Instruction | Pick out the lines below with "booster" and list them.

[Extracted data entries]
[BEGIN]

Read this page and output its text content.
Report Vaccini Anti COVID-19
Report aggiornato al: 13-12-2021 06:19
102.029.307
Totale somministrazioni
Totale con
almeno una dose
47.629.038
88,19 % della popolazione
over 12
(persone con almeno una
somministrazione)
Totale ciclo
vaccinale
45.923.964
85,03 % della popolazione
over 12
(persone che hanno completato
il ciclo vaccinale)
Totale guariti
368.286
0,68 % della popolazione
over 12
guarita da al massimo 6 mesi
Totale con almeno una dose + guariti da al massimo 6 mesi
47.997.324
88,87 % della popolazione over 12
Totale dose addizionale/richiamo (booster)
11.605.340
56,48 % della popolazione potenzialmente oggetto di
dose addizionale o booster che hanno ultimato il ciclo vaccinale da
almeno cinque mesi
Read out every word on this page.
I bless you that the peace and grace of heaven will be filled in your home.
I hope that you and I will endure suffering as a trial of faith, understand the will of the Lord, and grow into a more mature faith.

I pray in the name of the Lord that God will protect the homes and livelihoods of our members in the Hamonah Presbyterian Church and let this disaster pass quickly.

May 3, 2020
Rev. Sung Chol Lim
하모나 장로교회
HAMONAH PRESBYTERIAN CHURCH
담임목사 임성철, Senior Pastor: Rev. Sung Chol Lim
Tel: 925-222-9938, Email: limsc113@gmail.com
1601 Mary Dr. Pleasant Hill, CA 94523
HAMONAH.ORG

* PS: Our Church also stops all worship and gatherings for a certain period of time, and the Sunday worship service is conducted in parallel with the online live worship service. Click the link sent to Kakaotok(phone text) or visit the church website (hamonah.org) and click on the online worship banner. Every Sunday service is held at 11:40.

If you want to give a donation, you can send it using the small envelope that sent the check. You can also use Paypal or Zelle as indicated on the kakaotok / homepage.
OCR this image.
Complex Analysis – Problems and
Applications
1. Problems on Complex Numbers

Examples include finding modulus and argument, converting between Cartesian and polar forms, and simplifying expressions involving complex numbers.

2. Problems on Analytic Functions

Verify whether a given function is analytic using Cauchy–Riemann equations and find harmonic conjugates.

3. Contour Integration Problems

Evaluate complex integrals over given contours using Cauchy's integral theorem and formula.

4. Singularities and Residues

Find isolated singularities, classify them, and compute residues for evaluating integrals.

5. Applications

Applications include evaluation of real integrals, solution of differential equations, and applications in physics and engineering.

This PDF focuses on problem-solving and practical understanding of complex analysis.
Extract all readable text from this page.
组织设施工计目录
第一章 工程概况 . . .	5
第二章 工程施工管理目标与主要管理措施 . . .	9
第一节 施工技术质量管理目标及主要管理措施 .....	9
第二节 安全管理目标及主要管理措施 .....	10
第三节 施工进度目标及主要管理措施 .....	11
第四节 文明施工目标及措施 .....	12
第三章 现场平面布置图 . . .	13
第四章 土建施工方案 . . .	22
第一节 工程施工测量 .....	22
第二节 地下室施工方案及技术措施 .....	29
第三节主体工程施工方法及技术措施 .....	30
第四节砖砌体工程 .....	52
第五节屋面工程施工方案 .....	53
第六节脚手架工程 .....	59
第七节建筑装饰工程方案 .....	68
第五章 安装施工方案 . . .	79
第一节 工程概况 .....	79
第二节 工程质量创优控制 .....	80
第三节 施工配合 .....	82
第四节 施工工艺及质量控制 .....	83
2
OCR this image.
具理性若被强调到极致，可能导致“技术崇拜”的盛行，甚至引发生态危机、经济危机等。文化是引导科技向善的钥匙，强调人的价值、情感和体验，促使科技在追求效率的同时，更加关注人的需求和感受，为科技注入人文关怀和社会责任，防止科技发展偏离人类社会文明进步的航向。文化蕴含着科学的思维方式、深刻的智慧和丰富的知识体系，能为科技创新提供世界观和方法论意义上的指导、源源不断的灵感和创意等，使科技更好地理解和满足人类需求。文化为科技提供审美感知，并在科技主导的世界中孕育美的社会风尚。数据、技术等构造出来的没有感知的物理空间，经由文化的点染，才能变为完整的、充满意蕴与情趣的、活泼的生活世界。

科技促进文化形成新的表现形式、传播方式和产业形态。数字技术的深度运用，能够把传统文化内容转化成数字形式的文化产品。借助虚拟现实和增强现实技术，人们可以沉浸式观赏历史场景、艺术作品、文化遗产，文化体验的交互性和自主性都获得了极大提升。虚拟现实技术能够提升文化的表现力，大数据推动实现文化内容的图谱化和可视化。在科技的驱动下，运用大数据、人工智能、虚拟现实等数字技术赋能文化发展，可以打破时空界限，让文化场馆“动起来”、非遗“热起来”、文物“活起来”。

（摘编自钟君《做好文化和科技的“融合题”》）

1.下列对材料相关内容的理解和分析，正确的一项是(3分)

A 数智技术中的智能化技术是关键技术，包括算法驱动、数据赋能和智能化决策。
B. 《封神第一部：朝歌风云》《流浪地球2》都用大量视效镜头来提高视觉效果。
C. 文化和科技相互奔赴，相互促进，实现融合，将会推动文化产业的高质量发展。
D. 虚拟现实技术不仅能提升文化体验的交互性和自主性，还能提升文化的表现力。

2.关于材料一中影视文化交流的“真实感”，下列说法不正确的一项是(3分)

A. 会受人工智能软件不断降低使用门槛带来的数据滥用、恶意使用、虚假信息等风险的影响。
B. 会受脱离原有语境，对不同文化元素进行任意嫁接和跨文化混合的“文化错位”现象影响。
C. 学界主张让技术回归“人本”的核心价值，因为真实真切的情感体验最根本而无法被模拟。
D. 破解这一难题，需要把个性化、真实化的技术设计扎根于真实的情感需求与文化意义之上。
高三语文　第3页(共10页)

[END]

Solved exercise |
Totale dose addizionale/richiamo (booster)
dose addizionale o booster che hanno ultimato il ciclo vaccinale da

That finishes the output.